▶ **PAGE**
Despite the faith that Lincoln supporters engender, it is true that sometimes you don't know what you think you know. And that seems to be the case with you

Your misinformation continues to be focused on the contention that you and others seem to know what Lincoln was thinking, and that the speculative comments of others can be accepted in whole as absolute truth.

Consider your attempts to refute the irrefutable...that the author cannot know Lincoln's reading habits or true thought patterns. But in truth, that construct is essentially a contrivance, a red herring, that superficially supports the author's agenda of creating another Lincoln myth.

One of your most favorite methods of attack is the “where is the documentation” argument, which you now abandon with great surety, citing publications that you claim do not engage in documentation, and imploring that that is acceptable.

How silly! Most here may have not seen your repeated demands for documentation, but it is your hallmark of authenticity. Conversely, I have even seen you posit obscure, undocumented term papers as full evidence of your position, and defend that with great certainty.

▶ **WRITTEN TASKS**
[A] Write out the post on Lincoln from "Despite the faith" to "that is acceptable.".
[B] Extend the post on Lincoln, starting right after its final sentence.

A block of data
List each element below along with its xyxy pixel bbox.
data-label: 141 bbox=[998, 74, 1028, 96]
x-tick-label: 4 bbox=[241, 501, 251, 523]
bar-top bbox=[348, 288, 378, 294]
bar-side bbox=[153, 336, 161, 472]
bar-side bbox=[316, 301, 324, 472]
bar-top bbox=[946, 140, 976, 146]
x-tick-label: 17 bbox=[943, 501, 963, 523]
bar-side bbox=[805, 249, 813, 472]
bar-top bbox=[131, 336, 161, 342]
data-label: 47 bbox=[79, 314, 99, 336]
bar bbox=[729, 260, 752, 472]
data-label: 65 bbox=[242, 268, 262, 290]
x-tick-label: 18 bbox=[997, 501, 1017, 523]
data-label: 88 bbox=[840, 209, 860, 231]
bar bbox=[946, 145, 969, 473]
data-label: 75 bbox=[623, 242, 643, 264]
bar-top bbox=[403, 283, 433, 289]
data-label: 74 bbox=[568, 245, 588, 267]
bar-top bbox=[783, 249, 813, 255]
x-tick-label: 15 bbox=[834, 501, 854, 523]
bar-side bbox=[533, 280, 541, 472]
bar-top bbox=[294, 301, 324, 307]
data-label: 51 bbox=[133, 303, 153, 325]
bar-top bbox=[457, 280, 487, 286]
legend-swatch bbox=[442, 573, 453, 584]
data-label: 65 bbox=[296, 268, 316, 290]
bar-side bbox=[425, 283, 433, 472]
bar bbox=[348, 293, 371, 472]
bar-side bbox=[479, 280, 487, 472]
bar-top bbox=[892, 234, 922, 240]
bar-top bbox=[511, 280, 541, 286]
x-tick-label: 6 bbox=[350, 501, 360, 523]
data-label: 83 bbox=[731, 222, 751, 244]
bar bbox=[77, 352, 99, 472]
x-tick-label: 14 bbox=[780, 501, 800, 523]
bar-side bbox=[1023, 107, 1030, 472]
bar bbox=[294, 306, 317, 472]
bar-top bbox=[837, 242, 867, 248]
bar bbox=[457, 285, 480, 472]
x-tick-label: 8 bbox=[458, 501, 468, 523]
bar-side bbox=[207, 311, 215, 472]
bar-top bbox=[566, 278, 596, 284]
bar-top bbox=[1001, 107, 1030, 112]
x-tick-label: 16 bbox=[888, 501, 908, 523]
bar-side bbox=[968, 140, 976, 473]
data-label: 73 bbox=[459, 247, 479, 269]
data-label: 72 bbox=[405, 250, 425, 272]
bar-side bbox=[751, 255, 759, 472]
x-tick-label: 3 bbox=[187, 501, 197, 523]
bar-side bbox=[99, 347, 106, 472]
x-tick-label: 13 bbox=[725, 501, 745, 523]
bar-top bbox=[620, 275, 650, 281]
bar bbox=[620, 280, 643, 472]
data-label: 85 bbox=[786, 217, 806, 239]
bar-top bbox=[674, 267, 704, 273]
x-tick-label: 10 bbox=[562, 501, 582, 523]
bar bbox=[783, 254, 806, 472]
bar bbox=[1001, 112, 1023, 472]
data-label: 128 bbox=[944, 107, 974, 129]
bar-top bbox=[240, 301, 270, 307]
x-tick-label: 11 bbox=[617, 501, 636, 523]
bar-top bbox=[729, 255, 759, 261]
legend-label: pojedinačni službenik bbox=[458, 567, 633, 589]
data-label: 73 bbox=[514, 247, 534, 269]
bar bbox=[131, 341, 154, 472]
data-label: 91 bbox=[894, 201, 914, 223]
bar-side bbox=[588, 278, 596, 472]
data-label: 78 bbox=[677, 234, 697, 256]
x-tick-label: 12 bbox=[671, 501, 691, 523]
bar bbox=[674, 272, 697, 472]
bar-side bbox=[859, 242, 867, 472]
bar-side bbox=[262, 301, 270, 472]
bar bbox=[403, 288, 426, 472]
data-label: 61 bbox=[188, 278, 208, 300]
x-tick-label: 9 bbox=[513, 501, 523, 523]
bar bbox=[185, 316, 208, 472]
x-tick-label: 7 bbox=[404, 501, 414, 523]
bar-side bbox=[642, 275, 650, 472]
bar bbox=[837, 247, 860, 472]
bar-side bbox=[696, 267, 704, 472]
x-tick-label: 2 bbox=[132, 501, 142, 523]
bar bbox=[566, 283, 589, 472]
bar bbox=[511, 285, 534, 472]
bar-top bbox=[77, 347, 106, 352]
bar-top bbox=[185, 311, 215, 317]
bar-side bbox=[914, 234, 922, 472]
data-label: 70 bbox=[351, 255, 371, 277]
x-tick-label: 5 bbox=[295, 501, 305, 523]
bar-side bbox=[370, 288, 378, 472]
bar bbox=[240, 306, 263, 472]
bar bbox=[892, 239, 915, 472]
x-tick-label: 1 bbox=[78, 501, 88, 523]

▶ **ANSWERS GIVEN**
[A]
Despite the faith that Lincoln supporters engender, it is true that sometimes you don't know what you think you know. And that seems to be the case with you

Your misinformation continues to be focused on the contention that you and others seem to know what Lincoln was thinking, and that the speculative comments of others can be accepted in whole as absolute truth.

Consider your attempts to refute the irrefutable...that the author cannot know Lincoln's reading habits or true thought patterns. But in truth, that construct is essentially a contrivance, a red herring, that superficially supports the author's agenda of creating another Lincoln myth.

One of your most favorite methods of attack is the “where is the documentation” argument, which you now abandon with great surety, citing publications that you claim do not engage in documentation, and imploring that that is acceptable.

[B]
Opinions aside, it is only by his behavior, primarily verbal behavior by which we “know” him. And it is the repeated vacillations by which we know him best.

You do not address important contradictions in the context of each other.... his house divided speech, his comments to Greeley, or his support of the Thirteenth Amendment (1861). Nor do you admit any irregularities between Guelzo’s “war rationale” quote and the long passage you introduced from Clay's eulogy.

No, you seem to be perfectly comfortable with his contradictions and offer amazing acceptance:

“...but in other forums, where he didn't have Douglas breathing down his neck he may have expressed himself differently. Is that equivocation? Only to the extent that politicians don't always use the same tone and words with every audience.”

So you do admit to his equivocations, and offer up the same explanation as I did, all the while using denial that you were doing so.

Nor, and most importantly do you contrast any of those equivocations and his repeated promises to retain the tariff flow, followed by his invasion of Ft. Sumter and Pensacola.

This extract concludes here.